**Objective:** Copy out all lines in the data below containing the string "with".

**Records provided:**
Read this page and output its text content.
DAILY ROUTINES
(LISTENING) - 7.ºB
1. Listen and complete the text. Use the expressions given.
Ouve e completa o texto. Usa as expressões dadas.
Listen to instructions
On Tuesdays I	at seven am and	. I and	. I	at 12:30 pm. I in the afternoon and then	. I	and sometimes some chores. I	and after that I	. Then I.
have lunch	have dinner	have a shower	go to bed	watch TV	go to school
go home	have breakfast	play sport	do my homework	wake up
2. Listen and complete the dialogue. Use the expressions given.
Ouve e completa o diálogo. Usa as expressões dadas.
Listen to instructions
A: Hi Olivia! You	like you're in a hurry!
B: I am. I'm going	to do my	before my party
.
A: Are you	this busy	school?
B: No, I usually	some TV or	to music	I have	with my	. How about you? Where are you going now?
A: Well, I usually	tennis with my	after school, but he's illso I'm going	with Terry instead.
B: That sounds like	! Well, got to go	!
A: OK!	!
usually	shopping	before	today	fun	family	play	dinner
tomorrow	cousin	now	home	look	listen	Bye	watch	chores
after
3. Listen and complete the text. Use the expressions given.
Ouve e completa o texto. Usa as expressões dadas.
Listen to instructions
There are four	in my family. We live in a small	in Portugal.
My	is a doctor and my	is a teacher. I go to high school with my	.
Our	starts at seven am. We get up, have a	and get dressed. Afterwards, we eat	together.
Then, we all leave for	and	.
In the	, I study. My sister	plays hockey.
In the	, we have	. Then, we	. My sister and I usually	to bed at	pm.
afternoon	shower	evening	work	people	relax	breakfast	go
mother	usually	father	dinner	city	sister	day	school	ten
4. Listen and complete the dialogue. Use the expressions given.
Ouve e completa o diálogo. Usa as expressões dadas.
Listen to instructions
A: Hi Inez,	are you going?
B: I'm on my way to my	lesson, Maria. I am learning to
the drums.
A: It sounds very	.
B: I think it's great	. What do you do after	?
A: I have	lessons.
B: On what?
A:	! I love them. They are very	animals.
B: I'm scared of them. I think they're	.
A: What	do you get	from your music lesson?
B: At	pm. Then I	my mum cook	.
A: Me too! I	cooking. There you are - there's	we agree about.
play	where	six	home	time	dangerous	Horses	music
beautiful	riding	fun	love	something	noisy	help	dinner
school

**Written solution:**
B: No, I usually	some TV or	to music	I have	with my	. How about you? Where are you going now?
A: Well, I usually	tennis with my	after school, but he's illso I'm going	with Terry instead.
My	is a doctor and my	is a teacher. I go to high school with my	.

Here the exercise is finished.